■ **Data**:
************
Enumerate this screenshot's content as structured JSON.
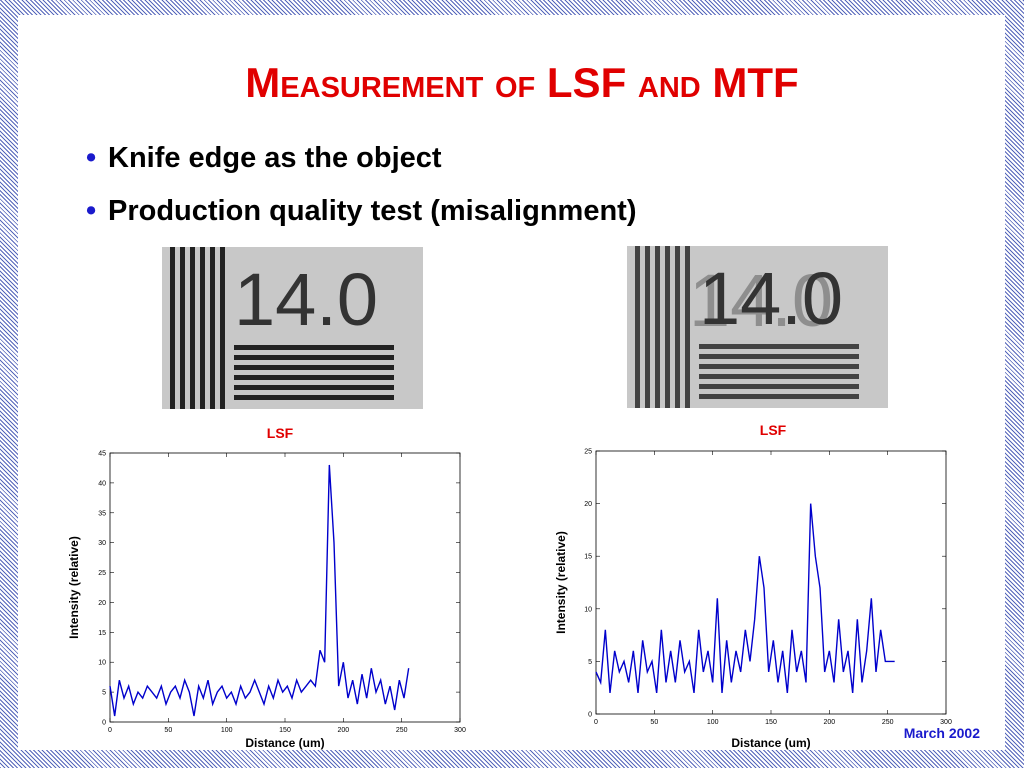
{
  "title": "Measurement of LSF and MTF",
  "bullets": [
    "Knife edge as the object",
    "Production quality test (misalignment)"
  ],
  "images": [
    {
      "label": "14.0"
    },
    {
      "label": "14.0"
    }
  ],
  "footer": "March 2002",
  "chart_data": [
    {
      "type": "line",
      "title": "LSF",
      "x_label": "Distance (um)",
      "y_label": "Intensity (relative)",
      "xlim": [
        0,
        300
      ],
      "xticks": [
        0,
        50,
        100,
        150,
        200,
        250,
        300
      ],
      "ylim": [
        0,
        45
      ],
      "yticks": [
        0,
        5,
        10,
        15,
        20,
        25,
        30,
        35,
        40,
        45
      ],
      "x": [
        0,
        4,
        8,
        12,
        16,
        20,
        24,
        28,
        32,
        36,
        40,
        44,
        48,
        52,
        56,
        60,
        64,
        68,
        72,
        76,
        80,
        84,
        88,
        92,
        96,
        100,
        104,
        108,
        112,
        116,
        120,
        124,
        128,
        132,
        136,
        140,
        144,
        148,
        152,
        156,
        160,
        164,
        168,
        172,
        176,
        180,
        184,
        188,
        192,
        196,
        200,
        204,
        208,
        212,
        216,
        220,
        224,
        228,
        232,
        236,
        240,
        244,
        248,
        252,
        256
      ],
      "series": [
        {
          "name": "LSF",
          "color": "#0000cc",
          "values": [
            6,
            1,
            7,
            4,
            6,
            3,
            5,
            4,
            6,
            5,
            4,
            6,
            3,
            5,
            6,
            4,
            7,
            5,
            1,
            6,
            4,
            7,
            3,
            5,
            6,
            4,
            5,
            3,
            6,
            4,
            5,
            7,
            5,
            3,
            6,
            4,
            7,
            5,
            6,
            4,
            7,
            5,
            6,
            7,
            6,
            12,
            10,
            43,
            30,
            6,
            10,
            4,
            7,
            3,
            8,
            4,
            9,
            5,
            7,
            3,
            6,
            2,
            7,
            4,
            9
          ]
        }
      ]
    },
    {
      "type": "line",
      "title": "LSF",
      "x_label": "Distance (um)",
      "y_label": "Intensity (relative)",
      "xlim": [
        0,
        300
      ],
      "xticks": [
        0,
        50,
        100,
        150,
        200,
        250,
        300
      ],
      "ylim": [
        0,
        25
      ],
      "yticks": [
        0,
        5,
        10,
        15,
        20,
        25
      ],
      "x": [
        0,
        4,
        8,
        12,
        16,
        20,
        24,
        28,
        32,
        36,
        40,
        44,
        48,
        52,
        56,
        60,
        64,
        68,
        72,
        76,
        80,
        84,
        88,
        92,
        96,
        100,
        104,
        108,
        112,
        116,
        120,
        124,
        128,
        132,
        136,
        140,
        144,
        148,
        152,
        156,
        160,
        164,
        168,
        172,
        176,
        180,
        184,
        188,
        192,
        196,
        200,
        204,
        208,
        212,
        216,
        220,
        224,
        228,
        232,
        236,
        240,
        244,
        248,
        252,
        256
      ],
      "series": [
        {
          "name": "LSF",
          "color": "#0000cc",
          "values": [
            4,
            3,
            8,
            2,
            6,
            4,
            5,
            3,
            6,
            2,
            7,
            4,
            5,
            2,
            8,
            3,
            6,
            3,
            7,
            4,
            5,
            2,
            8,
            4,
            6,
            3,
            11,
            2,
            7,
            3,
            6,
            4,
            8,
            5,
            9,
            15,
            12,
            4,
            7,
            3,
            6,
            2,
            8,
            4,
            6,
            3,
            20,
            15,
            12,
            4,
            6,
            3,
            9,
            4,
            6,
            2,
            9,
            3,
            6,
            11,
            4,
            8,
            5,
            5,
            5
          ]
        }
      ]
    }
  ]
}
************
■ **Stated goal**: Omit every picture, and otherwise quote the entries exactly.

■ **Output**:
Enumerate this screenshot's content as structured JSON.
{
  "title": "Measurement of LSF and MTF",
  "bullets": [
    "Knife edge as the object",
    "Production quality test (misalignment)"
  ],
  "images": [
    {
      "label": "14.0"
    },
    {
      "label": "14.0"
    }
  ],
  "footer": "March 2002",
  "chart_data": [
    {
      "type": "line",
      "title": "LSF",
      "x_label": "Distance (um)",
      "y_label": "Intensity (relative)",
      "xlim": [
        0,
        300
      ],
      "xticks": [
        0,
        50,
        100,
        150,
        200,
        250,
        300
      ],
      "ylim": [
        0,
        45
      ],
      "yticks": [
        0,
        5,
        10,
        15,
        20,
        25,
        30,
        35,
        40,
        45
      ],
      "x": [
        0,
        4,
        8,
        12,
        16,
        20,
        24,
        28,
        32,
        36,
        40,
        44,
        48,
        52,
        56,
        60,
        64,
        68,
        72,
        76,
        80,
        84,
        88,
        92,
        96,
        100,
        104,
        108,
        112,
        116,
        120,
        124,
        128,
        132,
        136,
        140,
        144,
        148,
        152,
        156,
        160,
        164,
        168,
        172,
        176,
        180,
        184,
        188,
        192,
        196,
        200,
        204,
        208,
        212,
        216,
        220,
        224,
        228,
        232,
        236,
        240,
        244,
        248,
        252,
        256
      ],
      "series": [
        {
          "name": "LSF",
          "color": "#0000cc",
          "values": [
            6,
            1,
            7,
            4,
            6,
            3,
            5,
            4,
            6,
            5,
            4,
            6,
            3,
            5,
            6,
            4,
            7,
            5,
            1,
            6,
            4,
            7,
            3,
            5,
            6,
            4,
            5,
            3,
            6,
            4,
            5,
            7,
            5,
            3,
            6,
            4,
            7,
            5,
            6,
            4,
            7,
            5,
            6,
            7,
            6,
            12,
            10,
            43,
            30,
            6,
            10,
            4,
            7,
            3,
            8,
            4,
            9,
            5,
            7,
            3,
            6,
            2,
            7,
            4,
            9
          ]
        }
      ]
    },
    {
      "type": "line",
      "title": "LSF",
      "x_label": "Distance (um)",
      "y_label": "Intensity (relative)",
      "xlim": [
        0,
        300
      ],
      "xticks": [
        0,
        50,
        100,
        150,
        200,
        250,
        300
      ],
      "ylim": [
        0,
        25
      ],
      "yticks": [
        0,
        5,
        10,
        15,
        20,
        25
      ],
      "x": [
        0,
        4,
        8,
        12,
        16,
        20,
        24,
        28,
        32,
        36,
        40,
        44,
        48,
        52,
        56,
        60,
        64,
        68,
        72,
        76,
        80,
        84,
        88,
        92,
        96,
        100,
        104,
        108,
        112,
        116,
        120,
        124,
        128,
        132,
        136,
        140,
        144,
        148,
        152,
        156,
        160,
        164,
        168,
        172,
        176,
        180,
        184,
        188,
        192,
        196,
        200,
        204,
        208,
        212,
        216,
        220,
        224,
        228,
        232,
        236,
        240,
        244,
        248,
        252,
        256
      ],
      "series": [
        {
          "name": "LSF",
          "color": "#0000cc",
          "values": [
            4,
            3,
            8,
            2,
            6,
            4,
            5,
            3,
            6,
            2,
            7,
            4,
            5,
            2,
            8,
            3,
            6,
            3,
            7,
            4,
            5,
            2,
            8,
            4,
            6,
            3,
            11,
            2,
            7,
            3,
            6,
            4,
            8,
            5,
            9,
            15,
            12,
            4,
            7,
            3,
            6,
            2,
            8,
            4,
            6,
            3,
            20,
            15,
            12,
            4,
            6,
            3,
            9,
            4,
            6,
            2,
            9,
            3,
            6,
            11,
            4,
            8,
            5,
            5,
            5
          ]
        }
      ]
    }
  ]
}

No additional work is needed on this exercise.